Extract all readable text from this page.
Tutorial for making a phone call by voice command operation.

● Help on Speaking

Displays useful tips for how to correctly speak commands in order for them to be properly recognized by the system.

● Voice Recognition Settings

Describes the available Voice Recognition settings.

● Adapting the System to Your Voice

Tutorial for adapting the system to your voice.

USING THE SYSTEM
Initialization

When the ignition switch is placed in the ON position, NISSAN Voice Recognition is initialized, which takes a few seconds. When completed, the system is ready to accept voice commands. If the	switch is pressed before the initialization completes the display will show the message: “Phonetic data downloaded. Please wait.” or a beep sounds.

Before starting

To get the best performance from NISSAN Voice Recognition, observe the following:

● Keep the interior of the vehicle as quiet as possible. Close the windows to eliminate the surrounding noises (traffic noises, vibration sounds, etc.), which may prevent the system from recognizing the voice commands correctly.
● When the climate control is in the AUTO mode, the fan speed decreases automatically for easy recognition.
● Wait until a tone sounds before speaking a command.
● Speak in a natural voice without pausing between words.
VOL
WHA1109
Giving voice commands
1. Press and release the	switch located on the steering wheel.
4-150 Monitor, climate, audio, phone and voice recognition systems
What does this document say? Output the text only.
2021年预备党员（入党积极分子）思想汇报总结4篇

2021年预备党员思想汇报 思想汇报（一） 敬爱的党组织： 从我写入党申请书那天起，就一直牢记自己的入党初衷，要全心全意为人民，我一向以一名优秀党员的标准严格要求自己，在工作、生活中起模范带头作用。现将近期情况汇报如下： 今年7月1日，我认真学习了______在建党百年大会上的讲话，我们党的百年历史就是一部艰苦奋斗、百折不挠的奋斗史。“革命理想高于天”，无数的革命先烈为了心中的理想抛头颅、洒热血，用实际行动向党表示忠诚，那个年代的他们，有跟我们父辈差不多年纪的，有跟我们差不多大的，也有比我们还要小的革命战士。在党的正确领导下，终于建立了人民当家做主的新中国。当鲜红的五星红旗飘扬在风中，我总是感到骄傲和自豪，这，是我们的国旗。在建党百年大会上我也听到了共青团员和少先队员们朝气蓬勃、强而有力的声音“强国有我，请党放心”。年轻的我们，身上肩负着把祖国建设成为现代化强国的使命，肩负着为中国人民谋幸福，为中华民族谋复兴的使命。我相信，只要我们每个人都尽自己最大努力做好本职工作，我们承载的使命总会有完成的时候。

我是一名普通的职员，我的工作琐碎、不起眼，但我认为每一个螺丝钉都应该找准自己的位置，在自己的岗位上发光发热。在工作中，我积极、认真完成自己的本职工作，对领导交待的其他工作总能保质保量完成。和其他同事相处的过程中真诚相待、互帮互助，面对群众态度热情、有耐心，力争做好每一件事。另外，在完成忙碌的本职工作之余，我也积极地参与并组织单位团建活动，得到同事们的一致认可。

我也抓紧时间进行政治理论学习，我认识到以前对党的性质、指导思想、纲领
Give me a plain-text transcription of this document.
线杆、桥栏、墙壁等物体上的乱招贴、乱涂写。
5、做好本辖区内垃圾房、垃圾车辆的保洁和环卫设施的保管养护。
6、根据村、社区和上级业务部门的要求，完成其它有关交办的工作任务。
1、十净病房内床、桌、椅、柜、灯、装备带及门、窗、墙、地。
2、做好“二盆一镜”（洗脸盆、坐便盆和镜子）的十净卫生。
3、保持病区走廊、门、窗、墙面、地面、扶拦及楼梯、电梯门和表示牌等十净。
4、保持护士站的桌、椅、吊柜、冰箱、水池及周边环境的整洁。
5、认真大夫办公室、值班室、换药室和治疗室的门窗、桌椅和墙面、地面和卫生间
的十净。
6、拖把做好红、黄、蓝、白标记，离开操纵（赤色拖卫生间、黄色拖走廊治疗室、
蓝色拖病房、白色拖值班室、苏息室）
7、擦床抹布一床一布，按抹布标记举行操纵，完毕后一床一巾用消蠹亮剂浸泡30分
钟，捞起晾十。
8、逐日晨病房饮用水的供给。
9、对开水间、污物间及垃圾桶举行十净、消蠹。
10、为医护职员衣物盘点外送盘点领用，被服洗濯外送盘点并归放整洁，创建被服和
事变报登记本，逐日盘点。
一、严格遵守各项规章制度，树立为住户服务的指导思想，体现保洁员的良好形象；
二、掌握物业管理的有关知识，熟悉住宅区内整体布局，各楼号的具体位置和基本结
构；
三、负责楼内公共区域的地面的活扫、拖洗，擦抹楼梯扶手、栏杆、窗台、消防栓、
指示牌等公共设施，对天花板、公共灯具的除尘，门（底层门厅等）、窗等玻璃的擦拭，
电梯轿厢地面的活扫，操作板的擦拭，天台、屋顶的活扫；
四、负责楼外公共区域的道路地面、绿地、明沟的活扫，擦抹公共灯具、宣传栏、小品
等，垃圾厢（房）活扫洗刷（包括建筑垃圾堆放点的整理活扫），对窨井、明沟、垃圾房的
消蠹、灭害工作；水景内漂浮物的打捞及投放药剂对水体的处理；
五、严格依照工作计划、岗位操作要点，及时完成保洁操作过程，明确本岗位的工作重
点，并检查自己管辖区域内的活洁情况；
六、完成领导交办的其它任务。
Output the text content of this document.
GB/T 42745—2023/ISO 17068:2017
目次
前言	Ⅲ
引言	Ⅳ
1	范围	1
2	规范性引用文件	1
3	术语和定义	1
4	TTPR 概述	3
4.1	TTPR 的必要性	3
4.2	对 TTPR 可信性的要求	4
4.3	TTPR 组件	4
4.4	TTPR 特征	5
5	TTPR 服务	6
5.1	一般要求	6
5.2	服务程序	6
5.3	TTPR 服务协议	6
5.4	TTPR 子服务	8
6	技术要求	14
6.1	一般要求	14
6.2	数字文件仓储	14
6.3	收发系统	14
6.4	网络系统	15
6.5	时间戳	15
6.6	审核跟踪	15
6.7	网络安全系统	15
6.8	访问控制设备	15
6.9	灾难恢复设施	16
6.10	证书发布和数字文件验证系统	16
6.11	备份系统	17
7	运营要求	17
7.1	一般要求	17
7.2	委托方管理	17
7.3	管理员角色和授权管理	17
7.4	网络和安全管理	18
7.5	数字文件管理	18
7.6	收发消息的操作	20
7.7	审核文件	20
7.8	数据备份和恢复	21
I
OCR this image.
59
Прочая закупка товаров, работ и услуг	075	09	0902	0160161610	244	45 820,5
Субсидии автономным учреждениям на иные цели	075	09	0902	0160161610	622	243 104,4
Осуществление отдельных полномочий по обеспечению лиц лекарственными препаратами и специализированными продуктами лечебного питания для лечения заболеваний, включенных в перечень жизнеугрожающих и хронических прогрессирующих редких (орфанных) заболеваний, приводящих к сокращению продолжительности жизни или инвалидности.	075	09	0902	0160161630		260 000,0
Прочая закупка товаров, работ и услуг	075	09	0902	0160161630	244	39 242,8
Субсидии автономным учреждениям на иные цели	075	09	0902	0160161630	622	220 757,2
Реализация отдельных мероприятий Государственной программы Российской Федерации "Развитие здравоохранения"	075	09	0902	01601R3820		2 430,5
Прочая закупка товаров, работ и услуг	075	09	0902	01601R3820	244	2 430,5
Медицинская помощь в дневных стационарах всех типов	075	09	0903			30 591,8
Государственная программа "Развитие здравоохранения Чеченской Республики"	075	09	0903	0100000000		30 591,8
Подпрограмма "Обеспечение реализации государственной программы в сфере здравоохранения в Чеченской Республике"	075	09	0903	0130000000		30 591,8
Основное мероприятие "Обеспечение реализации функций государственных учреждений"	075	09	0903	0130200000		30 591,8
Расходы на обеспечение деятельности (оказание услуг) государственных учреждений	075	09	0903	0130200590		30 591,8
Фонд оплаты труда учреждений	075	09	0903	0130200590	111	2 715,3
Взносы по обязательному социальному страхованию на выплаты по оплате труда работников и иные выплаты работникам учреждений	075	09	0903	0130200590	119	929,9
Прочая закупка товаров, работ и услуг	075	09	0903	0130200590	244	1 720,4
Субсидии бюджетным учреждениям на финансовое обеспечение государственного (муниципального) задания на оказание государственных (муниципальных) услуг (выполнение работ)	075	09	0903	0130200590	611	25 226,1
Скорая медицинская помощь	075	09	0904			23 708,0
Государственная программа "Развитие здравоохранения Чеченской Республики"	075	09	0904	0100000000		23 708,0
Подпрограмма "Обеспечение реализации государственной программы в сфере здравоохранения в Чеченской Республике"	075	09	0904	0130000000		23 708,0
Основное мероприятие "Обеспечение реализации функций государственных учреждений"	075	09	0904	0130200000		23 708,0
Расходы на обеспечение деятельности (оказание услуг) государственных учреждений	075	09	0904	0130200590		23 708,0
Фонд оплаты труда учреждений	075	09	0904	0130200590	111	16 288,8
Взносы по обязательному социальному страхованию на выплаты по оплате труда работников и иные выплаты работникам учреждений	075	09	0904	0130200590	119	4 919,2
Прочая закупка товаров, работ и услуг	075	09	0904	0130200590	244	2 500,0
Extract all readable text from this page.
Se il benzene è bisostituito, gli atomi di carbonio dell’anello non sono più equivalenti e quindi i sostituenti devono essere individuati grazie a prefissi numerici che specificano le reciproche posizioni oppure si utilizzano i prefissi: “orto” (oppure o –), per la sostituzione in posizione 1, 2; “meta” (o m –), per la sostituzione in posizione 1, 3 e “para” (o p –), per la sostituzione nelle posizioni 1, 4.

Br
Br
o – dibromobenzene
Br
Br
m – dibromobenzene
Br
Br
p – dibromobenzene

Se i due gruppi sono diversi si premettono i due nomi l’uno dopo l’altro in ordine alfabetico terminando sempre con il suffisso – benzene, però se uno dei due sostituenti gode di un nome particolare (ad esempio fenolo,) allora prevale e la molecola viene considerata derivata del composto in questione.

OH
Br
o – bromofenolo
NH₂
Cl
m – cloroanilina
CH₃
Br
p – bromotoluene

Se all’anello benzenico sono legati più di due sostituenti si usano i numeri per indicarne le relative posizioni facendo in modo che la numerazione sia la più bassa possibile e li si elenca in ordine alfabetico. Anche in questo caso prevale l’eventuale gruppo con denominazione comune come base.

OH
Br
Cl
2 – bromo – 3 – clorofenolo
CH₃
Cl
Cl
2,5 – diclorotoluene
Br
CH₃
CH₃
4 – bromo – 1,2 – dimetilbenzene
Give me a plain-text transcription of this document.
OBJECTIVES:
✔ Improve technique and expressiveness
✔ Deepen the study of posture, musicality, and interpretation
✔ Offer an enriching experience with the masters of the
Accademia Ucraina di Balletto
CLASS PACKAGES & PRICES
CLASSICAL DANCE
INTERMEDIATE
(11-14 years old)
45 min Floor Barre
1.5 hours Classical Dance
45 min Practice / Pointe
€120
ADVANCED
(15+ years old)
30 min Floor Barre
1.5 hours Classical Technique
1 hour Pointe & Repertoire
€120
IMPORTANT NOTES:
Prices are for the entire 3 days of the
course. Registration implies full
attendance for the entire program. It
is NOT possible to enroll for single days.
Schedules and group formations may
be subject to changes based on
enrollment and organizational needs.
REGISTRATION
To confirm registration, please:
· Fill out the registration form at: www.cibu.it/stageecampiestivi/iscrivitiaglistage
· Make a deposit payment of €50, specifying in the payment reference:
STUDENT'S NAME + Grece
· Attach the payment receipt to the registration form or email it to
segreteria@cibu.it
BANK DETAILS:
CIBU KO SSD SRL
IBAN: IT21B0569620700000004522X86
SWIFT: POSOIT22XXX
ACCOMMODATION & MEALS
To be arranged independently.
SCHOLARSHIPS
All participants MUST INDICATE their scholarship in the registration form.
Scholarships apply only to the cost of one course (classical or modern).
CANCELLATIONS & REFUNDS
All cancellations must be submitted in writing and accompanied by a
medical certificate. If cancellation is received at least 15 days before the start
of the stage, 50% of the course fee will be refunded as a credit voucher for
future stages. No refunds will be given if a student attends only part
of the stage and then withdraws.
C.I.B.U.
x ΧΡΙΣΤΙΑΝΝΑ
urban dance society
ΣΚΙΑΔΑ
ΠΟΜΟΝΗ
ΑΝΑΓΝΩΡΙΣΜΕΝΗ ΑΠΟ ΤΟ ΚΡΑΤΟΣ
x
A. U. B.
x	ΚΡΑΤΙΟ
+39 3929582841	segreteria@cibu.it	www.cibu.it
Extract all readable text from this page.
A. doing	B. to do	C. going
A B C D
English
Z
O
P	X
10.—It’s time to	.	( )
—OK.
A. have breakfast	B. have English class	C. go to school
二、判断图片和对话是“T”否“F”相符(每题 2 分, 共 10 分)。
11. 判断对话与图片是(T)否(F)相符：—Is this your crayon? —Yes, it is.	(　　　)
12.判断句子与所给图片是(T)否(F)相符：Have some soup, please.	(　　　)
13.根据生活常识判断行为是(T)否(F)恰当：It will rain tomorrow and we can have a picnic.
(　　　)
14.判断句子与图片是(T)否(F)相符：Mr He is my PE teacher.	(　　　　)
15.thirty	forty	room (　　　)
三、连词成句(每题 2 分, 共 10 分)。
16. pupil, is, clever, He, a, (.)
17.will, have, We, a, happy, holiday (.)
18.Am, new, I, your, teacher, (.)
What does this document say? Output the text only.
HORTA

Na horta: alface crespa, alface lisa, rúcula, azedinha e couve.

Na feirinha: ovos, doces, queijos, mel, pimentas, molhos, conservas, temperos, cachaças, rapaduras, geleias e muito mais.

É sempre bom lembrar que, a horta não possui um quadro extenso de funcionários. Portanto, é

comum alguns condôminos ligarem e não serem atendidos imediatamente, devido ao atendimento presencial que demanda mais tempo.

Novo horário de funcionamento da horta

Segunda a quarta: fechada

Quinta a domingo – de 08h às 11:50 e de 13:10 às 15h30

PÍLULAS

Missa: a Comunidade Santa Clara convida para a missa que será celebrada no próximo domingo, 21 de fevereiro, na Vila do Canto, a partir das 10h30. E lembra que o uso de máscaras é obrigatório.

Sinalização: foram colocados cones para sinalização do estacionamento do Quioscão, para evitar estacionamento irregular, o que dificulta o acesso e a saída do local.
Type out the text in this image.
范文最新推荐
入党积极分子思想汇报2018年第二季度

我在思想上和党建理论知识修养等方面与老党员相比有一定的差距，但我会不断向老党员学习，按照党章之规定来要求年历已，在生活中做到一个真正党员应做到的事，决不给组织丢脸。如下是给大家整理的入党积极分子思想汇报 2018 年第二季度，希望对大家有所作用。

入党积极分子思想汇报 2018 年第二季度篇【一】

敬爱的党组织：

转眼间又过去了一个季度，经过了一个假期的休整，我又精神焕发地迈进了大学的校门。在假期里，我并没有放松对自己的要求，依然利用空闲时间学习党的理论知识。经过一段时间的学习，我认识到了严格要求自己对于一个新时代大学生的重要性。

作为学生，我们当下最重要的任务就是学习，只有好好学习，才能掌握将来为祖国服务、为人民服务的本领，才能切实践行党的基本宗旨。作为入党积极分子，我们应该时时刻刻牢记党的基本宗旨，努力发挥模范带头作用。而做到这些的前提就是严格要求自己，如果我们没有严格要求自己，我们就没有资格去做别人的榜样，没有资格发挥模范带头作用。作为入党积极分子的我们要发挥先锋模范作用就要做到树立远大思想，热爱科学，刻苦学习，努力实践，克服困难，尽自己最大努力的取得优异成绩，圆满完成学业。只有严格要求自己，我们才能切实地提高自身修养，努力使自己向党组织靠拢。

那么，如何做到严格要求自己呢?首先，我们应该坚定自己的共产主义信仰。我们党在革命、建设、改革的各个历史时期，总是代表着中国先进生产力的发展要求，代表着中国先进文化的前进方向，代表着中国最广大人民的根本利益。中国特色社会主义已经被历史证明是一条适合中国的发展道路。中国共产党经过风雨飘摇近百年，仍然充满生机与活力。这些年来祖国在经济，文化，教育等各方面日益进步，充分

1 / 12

■ ■ ■ ■

**GIVEN INSTRUCTION**.
Each line above that holds the string "Pointe" should be copied and shown.

**EXERCISE ANSWER**.
45 min Practice / Pointe
1 hour Pointe & Repertoire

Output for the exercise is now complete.